§ **ЗАДАНИЕ A**:
Ответьте на вопросы по тексту о приезде Кузминских:
(i) Кто приехал вместе с Кузминскими?
(ii) Кем назвала себя тетя Таня в разговоре о цвете лица?
(iii) Где стала жить Марья Александровна в начале новой повести?
§ **ЗАДАНИЕ B**: Продолжите текст о приезде Кузминских, начиная сразу после его последнего предложения.

§ **ФРАГМЕНТ ТЕКСТА**:
────────────────────────────────────────
Через несколько дней после нашего с мама и малышами приезда, приехали Кузминские с Эрдели. Свадьба Маши с ним решена, и они так влюблены друг в друга, что мне немножко даже жутко за них. Вера Кузминская приехала бледная и подурневшая и только и думает и говорит о своей наружности, что очень несносно, и я делаю большие усилия, чтобы не досадовать и не сердиться.
Вчера вечером я была на террасе с тремя Кузминскими, и у них завязался оживленный разговор о цвете лица. Тетя Таня говорила, что она – профессор по цвету лица и что она советует то-то и то-то. Я хотела сказать им, что с тех пор как они приехали, они расстроили нам всю жизнь и что ни спокойной семейной жизни, ни живого разговора, ни чтения вслух при них ни разу не было, и что это очень тяжело, но воздержалась от этого и ушла к себе. Да, мне очень обидно, а главное то, что теперь у нас гораздо меньше общения с папа. Недавно у него болели глаза и он позвал меня в кабинет писать ему под диктовку, и он со мной начал новую повесть11. Начинается с того, что Марья Александровна, мать огромного семейства, под старость лет осталась одинока и пошла жить при монастыре. Папа мне сказал, чтобы я ему написала, как она выходила замуж. Но где же мне, я даже не могу себе представить, как я могла бы это сделать. Теперь с приездом Кузминских я стала гораздо реже его видеть и не могу на это не роптать. Я себе говорю, что надо войти в их душу и радоваться тому, что им хорошо и что мы можем им быть полезными, но это не действует ни капли.
────────────────────────────────────────
Данные для предсказания ограничивающих рамок:
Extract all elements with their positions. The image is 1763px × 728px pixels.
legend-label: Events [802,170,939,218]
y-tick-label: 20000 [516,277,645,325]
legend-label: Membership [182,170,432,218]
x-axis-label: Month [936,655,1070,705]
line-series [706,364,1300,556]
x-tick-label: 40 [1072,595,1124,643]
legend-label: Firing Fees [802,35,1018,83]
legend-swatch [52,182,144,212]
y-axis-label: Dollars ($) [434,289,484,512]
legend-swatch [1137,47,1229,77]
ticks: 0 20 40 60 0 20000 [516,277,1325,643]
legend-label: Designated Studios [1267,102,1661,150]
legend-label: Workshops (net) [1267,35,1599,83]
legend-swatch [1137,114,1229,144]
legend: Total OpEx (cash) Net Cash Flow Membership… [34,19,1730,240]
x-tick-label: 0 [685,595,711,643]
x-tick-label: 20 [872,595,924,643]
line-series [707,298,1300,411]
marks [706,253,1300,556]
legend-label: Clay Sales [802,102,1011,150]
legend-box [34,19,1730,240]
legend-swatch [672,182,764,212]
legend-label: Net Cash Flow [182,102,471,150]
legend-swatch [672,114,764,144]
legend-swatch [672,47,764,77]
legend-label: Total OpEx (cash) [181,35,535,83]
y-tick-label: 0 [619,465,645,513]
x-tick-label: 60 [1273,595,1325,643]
────────────────────────────────────────
§ **ИТОГОВЫЙ ОТВЕТ A**:
(i) Эрдели.
(ii) Профессором по цвету лица.
(iii) При монастыре.

§ **ИТОГОВЫЙ ОТВЕТ B**:
Мальчики наши с первого же дня преобразились, и я их совсем потеряла. Иногда только вижу их дико бегающими за гусями или дразнящими маленьких или делающих что-нибудь одинаково злое и бессмысленное. Вера с первых же дней на меня рассердилась, ревела, орала и навела на меня мрачность на целый день. Я себя все спрашиваю – за что такие напасти? Жили хорошо, и вдруг все спуталось, расстроилось. Лошади все в разгоне, люди тоже, и одно спасение – уходить тихонько в лес, потому что и комната моя не застрахована от нападений. Я знаю, что дурно, что я сержусь, и я искренно желаю раскаяться в этом, но пока ни малейшего проблеска нет. Уж и то хорошо, что я это скрываю и никто, кроме папа, не знает этого.
С Сашей последнее время мне тоже очень трудно, и тоже я над собой делаю большие усилия (и с успехом, слава богу), чтобы не запугивать ее, не сердиться на нее и быть с ней как можно больше. Каждый вечер хожу гулять с ней и Лидой и не могу сказать, что мне это весело. Да, должно быть, у меня черствое сердце, а как хотела бы я быть доброй и как любуюсь я и преклоняюсь перед добротой.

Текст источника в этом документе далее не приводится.